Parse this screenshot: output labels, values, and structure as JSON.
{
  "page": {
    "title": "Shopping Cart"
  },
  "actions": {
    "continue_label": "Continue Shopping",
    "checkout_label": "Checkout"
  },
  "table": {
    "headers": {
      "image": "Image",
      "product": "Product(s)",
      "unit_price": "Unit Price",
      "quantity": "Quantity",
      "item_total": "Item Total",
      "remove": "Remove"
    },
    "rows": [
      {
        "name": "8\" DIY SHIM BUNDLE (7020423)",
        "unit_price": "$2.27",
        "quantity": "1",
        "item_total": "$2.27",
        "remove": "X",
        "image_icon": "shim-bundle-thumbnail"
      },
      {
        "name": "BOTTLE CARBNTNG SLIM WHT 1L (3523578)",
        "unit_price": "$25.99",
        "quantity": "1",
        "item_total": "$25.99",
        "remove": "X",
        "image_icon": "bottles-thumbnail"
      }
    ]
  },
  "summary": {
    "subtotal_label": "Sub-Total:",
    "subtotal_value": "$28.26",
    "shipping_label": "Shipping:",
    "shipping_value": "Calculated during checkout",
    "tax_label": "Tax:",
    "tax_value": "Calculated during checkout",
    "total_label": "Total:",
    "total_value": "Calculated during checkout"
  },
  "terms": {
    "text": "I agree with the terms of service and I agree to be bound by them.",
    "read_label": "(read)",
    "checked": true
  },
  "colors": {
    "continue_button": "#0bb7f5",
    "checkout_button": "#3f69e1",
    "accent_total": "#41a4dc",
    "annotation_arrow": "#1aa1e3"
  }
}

==================================================

_Task to carry out_
Copy the data above exactly. Every line must be included.

_Answer_
Parse this screenshot: output labels, values, and structure as JSON.
{
  "page": {
    "title": "Shopping Cart"
  },
  "actions": {
    "continue_label": "Continue Shopping",
    "checkout_label": "Checkout"
  },
  "table": {
    "headers": {
      "image": "Image",
      "product": "Product(s)",
      "unit_price": "Unit Price",
      "quantity": "Quantity",
      "item_total": "Item Total",
      "remove": "Remove"
    },
    "rows": [
      {
        "name": "8\" DIY SHIM BUNDLE (7020423)",
        "unit_price": "$2.27",
        "quantity": "1",
        "item_total": "$2.27",
        "remove": "X",
        "image_icon": "shim-bundle-thumbnail"
      },
      {
        "name": "BOTTLE CARBNTNG SLIM WHT 1L (3523578)",
        "unit_price": "$25.99",
        "quantity": "1",
        "item_total": "$25.99",
        "remove": "X",
        "image_icon": "bottles-thumbnail"
      }
    ]
  },
  "summary": {
    "subtotal_label": "Sub-Total:",
    "subtotal_value": "$28.26",
    "shipping_label": "Shipping:",
    "shipping_value": "Calculated during checkout",
    "tax_label": "Tax:",
    "tax_value": "Calculated during checkout",
    "total_label": "Total:",
    "total_value": "Calculated during checkout"
  },
  "terms": {
    "text": "I agree with the terms of service and I agree to be bound by them.",
    "read_label": "(read)",
    "checked": true
  },
  "colors": {
    "continue_button": "#0bb7f5",
    "checkout_button": "#3f69e1",
    "accent_total": "#41a4dc",
    "annotation_arrow": "#1aa1e3"
  }
}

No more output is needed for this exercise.